## Exercise brief
Would it be possible to write out each entry below exactly, without the pictures?

## Data section
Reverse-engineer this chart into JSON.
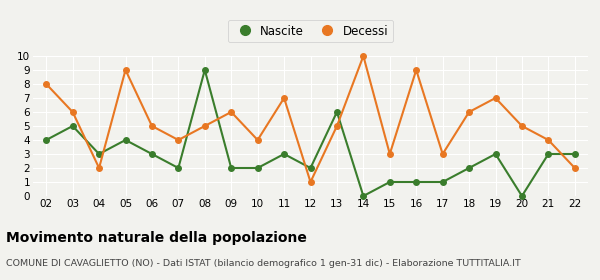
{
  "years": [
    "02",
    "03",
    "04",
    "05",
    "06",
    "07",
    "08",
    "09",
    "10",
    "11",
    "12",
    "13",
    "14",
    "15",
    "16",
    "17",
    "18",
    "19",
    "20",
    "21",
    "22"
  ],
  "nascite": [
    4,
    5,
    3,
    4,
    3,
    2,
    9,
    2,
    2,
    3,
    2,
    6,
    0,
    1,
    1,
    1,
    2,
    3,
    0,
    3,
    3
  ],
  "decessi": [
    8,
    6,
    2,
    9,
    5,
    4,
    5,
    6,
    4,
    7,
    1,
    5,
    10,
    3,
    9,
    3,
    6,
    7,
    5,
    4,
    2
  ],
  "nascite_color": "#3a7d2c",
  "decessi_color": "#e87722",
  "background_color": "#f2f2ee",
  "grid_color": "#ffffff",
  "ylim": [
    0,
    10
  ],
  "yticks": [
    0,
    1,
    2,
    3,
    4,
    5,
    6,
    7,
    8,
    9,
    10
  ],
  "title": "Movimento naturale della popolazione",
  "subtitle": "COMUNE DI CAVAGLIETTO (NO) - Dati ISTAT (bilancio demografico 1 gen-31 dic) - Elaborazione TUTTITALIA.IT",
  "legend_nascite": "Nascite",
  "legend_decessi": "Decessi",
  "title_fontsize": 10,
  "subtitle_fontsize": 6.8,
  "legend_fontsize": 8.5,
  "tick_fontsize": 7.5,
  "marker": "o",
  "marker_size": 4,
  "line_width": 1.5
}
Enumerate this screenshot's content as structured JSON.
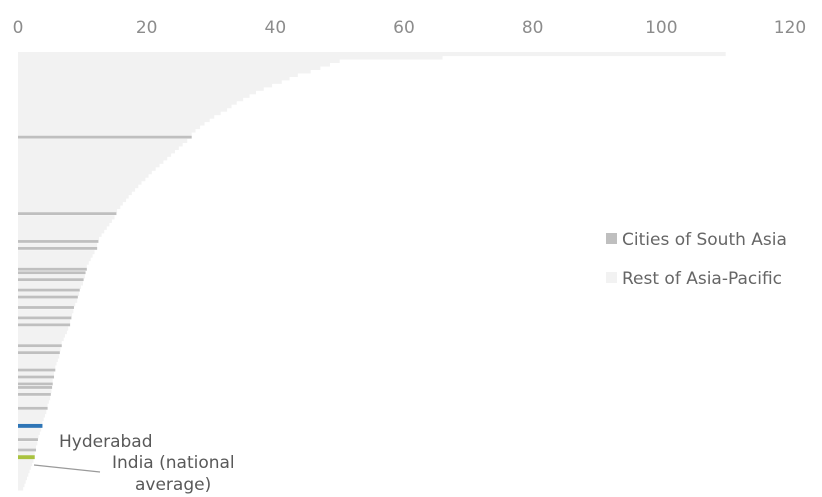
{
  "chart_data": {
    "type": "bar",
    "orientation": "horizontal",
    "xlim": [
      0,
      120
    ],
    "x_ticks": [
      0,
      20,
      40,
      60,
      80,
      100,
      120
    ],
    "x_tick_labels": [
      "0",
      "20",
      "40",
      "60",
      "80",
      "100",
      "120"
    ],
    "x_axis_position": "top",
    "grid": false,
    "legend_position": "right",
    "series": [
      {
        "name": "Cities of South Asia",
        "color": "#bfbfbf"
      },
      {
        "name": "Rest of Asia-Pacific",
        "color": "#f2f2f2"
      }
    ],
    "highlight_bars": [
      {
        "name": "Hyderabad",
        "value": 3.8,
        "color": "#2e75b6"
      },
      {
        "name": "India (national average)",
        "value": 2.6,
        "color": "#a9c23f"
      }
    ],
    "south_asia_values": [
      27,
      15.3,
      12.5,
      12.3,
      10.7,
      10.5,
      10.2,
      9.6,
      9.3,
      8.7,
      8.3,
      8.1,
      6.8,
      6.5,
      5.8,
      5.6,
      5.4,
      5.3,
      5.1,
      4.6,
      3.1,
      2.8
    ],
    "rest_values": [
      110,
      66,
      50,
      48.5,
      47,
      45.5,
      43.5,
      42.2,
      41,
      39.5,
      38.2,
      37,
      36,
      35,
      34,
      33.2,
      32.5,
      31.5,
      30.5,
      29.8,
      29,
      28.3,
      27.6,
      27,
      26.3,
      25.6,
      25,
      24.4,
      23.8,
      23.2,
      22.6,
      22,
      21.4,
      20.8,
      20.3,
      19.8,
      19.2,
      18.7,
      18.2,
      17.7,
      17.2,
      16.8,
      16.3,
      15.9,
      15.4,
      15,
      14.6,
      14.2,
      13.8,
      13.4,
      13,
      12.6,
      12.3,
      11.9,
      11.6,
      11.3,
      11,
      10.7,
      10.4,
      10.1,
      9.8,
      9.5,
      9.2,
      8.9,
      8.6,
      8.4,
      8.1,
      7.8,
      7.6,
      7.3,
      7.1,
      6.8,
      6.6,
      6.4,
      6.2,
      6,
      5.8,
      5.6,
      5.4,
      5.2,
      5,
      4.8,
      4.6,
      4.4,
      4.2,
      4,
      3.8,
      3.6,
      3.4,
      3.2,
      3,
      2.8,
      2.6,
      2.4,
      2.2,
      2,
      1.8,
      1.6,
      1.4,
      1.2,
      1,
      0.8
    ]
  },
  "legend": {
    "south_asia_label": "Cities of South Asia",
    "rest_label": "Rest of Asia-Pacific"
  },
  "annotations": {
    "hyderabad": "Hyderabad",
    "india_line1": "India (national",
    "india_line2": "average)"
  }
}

## Result
Reverse-engineer this chart into JSON.
{
  "years": [
    "02",
    "03",
    "04",
    "05",
    "06",
    "07",
    "08",
    "09",
    "10",
    "11",
    "12",
    "13",
    "14",
    "15",
    "16",
    "17",
    "18",
    "19",
    "20",
    "21",
    "22"
  ],
  "nascite": [
    4,
    5,
    3,
    4,
    3,
    2,
    9,
    2,
    2,
    3,
    2,
    6,
    0,
    1,
    1,
    1,
    2,
    3,
    0,
    3,
    3
  ],
  "decessi": [
    8,
    6,
    2,
    9,
    5,
    4,
    5,
    6,
    4,
    7,
    1,
    5,
    10,
    3,
    9,
    3,
    6,
    7,
    5,
    4,
    2
  ],
  "nascite_color": "#3a7d2c",
  "decessi_color": "#e87722",
  "background_color": "#f2f2ee",
  "grid_color": "#ffffff",
  "ylim": [
    0,
    10
  ],
  "yticks": [
    0,
    1,
    2,
    3,
    4,
    5,
    6,
    7,
    8,
    9,
    10
  ],
  "title": "Movimento naturale della popolazione",
  "subtitle": "COMUNE DI CAVAGLIETTO (NO) - Dati ISTAT (bilancio demografico 1 gen-31 dic) - Elaborazione TUTTITALIA.IT",
  "legend_nascite": "Nascite",
  "legend_decessi": "Decessi",
  "title_fontsize": 10,
  "subtitle_fontsize": 6.8,
  "legend_fontsize": 8.5,
  "tick_fontsize": 7.5,
  "marker": "o",
  "marker_size": 4,
  "line_width": 1.5
}
Enumerate this screenshot's content as structured JSON.
{
  "chart_data": {
    "type": "bar",
    "orientation": "horizontal",
    "xlim": [
      0,
      120
    ],
    "x_ticks": [
      0,
      20,
      40,
      60,
      80,
      100,
      120
    ],
    "x_tick_labels": [
      "0",
      "20",
      "40",
      "60",
      "80",
      "100",
      "120"
    ],
    "x_axis_position": "top",
    "grid": false,
    "legend_position": "right",
    "series": [
      {
        "name": "Cities of South Asia",
        "color": "#bfbfbf"
      },
      {
        "name": "Rest of Asia-Pacific",
        "color": "#f2f2f2"
      }
    ],
    "highlight_bars": [
      {
        "name": "Hyderabad",
        "value": 3.8,
        "color": "#2e75b6"
      },
      {
        "name": "India (national average)",
        "value": 2.6,
        "color": "#a9c23f"
      }
    ],
    "south_asia_values": [
      27,
      15.3,
      12.5,
      12.3,
      10.7,
      10.5,
      10.2,
      9.6,
      9.3,
      8.7,
      8.3,
      8.1,
      6.8,
      6.5,
      5.8,
      5.6,
      5.4,
      5.3,
      5.1,
      4.6,
      3.1,
      2.8
    ],
    "rest_values": [
      110,
      66,
      50,
      48.5,
      47,
      45.5,
      43.5,
      42.2,
      41,
      39.5,
      38.2,
      37,
      36,
      35,
      34,
      33.2,
      32.5,
      31.5,
      30.5,
      29.8,
      29,
      28.3,
      27.6,
      27,
      26.3,
      25.6,
      25,
      24.4,
      23.8,
      23.2,
      22.6,
      22,
      21.4,
      20.8,
      20.3,
      19.8,
      19.2,
      18.7,
      18.2,
      17.7,
      17.2,
      16.8,
      16.3,
      15.9,
      15.4,
      15,
      14.6,
      14.2,
      13.8,
      13.4,
      13,
      12.6,
      12.3,
      11.9,
      11.6,
      11.3,
      11,
      10.7,
      10.4,
      10.1,
      9.8,
      9.5,
      9.2,
      8.9,
      8.6,
      8.4,
      8.1,
      7.8,
      7.6,
      7.3,
      7.1,
      6.8,
      6.6,
      6.4,
      6.2,
      6,
      5.8,
      5.6,
      5.4,
      5.2,
      5,
      4.8,
      4.6,
      4.4,
      4.2,
      4,
      3.8,
      3.6,
      3.4,
      3.2,
      3,
      2.8,
      2.6,
      2.4,
      2.2,
      2,
      1.8,
      1.6,
      1.4,
      1.2,
      1,
      0.8
    ]
  },
  "legend": {
    "south_asia_label": "Cities of South Asia",
    "rest_label": "Rest of Asia-Pacific"
  },
  "annotations": {
    "hyderabad": "Hyderabad",
    "india_line1": "India (national",
    "india_line2": "average)"
  }
}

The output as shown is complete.